Problem to work on:
Below are the records; copy each line in them that holds the word "tick".

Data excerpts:
-- start --

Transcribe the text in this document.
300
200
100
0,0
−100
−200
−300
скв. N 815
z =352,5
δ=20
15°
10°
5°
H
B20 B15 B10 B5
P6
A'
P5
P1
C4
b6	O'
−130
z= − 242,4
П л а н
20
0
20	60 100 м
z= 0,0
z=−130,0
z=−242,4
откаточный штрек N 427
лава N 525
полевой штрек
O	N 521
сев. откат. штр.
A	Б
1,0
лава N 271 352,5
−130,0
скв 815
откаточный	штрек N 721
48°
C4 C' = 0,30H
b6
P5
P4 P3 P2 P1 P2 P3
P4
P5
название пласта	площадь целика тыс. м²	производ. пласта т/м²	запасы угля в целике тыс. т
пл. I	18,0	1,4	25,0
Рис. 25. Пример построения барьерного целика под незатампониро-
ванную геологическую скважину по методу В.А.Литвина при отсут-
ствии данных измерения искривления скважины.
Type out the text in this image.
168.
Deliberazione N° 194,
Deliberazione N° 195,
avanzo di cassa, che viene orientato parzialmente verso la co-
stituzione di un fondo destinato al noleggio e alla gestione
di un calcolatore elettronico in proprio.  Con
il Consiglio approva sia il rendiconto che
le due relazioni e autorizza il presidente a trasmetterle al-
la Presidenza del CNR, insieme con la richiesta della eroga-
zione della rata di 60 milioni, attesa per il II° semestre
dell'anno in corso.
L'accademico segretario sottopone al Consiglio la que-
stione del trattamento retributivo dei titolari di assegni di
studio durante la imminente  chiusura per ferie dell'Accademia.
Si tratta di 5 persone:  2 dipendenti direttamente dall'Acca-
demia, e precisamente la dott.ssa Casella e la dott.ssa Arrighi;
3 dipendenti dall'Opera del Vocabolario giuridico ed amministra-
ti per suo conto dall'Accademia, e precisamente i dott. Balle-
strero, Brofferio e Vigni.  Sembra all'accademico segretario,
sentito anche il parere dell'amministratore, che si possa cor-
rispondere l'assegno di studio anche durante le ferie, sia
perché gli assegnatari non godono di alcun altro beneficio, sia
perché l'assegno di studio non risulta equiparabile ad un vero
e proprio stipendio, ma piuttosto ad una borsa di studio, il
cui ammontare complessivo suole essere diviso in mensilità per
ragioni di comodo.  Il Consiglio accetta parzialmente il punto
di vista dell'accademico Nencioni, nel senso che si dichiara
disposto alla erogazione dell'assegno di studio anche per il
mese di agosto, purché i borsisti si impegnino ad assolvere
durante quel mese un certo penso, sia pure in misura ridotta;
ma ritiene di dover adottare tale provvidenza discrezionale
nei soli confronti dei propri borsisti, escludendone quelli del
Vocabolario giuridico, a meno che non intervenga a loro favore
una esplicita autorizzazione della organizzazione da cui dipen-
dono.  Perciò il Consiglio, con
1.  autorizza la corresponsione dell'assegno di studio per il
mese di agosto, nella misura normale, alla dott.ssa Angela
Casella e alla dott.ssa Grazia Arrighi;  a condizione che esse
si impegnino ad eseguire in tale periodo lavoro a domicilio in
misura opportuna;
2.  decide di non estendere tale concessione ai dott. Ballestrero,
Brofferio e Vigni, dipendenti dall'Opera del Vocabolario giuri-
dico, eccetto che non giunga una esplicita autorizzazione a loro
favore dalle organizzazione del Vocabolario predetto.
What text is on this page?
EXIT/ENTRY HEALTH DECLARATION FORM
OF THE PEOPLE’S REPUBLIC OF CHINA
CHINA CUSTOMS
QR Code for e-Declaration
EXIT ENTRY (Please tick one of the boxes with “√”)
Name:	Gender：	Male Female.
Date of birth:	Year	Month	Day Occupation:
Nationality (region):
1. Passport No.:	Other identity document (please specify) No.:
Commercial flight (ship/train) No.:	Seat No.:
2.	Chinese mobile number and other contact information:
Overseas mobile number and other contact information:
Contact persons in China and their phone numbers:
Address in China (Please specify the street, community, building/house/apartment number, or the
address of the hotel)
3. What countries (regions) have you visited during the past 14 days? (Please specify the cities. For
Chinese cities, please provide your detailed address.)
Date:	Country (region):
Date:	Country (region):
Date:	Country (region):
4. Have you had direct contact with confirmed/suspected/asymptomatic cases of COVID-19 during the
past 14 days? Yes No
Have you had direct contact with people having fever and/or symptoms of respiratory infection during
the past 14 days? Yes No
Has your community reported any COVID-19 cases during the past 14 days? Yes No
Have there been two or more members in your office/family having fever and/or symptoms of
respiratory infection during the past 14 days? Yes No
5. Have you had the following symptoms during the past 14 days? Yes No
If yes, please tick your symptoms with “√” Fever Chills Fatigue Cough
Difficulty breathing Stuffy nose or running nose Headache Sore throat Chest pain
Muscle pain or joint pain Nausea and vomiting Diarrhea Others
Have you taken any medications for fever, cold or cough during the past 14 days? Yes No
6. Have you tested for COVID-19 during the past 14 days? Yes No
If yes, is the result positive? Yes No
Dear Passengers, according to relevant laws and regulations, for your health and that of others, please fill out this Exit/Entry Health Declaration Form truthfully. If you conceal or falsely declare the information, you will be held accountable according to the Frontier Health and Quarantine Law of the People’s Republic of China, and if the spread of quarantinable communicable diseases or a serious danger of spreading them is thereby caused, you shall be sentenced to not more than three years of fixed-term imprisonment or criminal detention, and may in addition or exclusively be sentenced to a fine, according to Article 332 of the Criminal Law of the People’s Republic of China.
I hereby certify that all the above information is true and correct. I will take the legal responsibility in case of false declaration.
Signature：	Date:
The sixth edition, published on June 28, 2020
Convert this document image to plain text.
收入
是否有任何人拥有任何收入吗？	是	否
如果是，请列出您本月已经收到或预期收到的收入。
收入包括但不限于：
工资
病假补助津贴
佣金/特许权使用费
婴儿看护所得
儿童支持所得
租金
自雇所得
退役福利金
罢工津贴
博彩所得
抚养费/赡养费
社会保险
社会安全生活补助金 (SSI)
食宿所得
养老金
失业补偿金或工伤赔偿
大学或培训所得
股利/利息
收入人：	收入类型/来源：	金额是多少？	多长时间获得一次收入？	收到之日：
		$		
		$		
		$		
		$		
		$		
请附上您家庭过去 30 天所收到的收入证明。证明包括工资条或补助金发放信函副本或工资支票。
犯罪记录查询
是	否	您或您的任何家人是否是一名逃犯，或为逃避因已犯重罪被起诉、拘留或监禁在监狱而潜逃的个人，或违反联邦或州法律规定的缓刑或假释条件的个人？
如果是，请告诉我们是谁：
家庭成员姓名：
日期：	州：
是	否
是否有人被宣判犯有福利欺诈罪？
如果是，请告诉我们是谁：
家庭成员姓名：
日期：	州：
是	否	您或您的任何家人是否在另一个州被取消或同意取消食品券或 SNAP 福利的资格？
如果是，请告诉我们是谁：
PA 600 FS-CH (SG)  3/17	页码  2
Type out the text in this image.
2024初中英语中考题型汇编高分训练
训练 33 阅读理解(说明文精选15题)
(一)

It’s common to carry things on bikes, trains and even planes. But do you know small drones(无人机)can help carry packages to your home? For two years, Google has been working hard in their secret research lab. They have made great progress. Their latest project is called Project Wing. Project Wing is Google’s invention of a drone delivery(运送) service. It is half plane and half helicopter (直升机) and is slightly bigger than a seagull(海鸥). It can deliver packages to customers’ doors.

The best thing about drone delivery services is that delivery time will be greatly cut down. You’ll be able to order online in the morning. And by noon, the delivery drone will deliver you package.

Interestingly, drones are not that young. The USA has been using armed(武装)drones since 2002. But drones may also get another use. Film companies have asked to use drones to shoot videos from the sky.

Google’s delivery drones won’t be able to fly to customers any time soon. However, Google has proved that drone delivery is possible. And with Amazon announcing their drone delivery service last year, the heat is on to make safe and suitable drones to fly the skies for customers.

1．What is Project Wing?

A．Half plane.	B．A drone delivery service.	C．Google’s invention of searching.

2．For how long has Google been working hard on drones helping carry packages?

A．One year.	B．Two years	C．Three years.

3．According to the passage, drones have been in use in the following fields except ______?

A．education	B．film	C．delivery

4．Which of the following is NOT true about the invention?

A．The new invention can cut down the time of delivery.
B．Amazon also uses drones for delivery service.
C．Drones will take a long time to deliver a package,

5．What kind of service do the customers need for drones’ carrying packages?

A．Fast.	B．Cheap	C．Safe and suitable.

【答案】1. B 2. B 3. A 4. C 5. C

-- end --

Solution to this problem:
EXIT ENTRY (Please tick one of the boxes with “√”)
If yes, please tick your symptoms with “√” Fever Chills Fatigue Cough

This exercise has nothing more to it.